- The exercise -
Pull out from the material below all lines with "files".

- Information supplied -
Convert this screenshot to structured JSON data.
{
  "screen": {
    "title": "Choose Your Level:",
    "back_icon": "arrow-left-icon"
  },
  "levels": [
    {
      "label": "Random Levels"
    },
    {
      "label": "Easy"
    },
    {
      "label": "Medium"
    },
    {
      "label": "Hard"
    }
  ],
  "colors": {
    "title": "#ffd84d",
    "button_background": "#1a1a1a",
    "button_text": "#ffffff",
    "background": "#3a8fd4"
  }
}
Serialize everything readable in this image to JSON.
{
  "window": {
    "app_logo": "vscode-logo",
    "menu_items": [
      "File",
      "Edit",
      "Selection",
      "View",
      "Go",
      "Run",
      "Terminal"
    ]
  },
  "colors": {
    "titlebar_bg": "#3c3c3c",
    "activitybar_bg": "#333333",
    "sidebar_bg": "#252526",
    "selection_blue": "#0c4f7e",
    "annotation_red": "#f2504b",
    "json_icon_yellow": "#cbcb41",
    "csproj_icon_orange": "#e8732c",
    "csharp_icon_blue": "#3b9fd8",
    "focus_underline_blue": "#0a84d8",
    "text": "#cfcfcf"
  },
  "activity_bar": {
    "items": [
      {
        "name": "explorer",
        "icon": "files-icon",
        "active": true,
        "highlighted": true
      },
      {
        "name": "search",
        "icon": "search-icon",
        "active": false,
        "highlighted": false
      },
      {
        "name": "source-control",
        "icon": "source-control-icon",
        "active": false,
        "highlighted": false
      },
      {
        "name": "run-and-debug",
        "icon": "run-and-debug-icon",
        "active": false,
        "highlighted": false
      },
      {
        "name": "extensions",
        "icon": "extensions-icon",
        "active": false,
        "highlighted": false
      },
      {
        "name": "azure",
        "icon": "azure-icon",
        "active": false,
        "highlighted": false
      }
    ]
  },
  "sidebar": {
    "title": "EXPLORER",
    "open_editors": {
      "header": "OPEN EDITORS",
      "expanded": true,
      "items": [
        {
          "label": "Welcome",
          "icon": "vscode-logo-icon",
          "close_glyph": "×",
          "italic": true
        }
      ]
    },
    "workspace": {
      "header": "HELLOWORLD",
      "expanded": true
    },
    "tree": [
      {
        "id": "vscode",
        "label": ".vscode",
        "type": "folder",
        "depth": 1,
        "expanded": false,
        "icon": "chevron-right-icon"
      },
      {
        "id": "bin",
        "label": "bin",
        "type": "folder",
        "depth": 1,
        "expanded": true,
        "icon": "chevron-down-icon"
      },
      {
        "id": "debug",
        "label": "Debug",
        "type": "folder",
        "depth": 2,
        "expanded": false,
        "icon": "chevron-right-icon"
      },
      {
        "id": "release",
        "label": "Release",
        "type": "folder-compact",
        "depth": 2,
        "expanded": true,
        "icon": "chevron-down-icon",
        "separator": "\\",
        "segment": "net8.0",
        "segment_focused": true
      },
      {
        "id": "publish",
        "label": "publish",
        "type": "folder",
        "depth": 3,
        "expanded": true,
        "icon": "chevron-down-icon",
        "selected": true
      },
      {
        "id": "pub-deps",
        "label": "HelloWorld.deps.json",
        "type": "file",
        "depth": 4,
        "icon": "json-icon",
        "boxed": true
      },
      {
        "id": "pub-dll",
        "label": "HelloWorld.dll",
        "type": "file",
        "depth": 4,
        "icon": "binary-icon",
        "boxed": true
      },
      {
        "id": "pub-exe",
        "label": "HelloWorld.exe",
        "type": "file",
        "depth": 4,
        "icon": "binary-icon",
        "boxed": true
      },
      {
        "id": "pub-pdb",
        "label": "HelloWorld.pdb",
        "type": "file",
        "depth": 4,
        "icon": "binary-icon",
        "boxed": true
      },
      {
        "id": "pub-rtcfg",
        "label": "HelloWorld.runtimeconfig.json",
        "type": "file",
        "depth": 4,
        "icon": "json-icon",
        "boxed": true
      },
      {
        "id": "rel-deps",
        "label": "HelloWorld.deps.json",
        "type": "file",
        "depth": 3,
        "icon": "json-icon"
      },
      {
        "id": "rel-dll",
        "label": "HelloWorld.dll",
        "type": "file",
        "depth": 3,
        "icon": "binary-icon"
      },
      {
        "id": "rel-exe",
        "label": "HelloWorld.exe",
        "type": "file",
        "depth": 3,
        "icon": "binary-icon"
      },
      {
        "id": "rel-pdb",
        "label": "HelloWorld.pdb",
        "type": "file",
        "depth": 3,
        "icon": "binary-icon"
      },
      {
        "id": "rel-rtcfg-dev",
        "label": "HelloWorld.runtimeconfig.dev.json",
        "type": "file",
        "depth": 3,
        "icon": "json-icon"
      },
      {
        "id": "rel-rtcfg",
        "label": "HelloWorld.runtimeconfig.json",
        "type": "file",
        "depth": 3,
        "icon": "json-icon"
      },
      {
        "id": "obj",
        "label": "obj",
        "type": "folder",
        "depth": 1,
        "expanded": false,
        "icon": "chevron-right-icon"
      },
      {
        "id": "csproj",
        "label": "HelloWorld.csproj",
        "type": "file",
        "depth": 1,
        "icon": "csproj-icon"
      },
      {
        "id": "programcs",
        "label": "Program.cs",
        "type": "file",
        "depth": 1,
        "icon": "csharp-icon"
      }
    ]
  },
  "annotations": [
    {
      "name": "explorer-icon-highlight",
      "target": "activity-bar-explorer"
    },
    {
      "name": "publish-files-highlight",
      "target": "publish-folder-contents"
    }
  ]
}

- Solution to the problem -
        "icon": "files-icon",
      "name": "publish-files-highlight",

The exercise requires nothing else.